- **PROBLEM**: Only the number is wanted: count the lines in the data with "ὅσον" in them.

- **DATA SECTION**:
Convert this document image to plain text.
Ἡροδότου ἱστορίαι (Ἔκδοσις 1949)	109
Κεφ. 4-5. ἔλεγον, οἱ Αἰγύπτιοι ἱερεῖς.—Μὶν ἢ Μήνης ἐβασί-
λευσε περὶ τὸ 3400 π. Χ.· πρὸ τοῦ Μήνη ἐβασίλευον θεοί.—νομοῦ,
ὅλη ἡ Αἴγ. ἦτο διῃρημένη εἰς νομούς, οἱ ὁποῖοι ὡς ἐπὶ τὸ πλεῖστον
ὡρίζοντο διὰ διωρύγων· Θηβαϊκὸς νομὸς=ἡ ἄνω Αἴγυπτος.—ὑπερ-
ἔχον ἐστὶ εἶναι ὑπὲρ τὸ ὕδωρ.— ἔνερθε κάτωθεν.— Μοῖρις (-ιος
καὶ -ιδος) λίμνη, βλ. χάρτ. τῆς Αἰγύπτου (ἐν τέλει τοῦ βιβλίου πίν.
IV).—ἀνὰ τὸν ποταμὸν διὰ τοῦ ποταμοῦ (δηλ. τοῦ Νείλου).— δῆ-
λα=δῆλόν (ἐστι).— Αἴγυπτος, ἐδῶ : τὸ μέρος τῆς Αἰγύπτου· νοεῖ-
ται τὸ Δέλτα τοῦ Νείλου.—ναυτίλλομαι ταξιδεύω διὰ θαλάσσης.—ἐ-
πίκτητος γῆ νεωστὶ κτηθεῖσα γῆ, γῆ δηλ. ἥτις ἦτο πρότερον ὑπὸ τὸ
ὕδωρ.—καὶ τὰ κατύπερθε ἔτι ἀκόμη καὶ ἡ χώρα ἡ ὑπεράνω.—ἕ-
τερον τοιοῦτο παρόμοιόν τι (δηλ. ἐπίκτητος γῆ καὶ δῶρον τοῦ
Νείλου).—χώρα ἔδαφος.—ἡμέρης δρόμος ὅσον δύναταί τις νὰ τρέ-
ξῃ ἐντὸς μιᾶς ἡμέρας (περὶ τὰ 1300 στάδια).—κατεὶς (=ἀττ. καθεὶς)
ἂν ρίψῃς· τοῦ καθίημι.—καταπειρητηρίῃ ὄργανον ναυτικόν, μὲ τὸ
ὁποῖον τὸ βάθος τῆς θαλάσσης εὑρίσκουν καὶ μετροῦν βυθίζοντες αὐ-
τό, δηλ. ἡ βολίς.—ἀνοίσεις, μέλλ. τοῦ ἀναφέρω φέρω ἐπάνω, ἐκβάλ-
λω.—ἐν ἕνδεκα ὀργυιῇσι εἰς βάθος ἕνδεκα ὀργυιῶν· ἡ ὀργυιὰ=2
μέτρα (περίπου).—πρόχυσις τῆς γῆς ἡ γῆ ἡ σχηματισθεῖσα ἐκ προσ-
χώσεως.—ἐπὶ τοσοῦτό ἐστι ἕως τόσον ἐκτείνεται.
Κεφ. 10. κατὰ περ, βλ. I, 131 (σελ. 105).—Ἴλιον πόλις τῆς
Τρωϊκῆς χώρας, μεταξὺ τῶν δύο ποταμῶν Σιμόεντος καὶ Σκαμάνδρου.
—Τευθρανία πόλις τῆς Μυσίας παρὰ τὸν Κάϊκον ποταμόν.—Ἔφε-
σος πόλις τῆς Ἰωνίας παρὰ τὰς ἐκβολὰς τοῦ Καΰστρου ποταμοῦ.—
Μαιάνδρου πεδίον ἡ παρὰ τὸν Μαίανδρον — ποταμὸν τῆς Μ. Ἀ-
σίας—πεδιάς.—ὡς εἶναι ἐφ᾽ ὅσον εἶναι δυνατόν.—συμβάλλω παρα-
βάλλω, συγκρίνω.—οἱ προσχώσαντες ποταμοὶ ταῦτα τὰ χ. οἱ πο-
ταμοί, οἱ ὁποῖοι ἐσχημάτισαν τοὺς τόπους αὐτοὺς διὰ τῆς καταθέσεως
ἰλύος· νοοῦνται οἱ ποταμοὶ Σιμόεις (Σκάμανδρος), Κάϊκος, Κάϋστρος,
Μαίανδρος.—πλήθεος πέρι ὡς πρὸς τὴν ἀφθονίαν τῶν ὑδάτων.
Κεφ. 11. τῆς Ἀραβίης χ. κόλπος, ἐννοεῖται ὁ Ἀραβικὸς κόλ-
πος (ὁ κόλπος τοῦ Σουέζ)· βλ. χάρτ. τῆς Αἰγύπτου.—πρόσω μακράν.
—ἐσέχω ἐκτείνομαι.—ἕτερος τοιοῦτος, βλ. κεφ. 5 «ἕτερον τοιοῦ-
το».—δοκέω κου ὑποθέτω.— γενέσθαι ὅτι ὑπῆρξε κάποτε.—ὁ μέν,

- **WORKED SOLUTION**: 2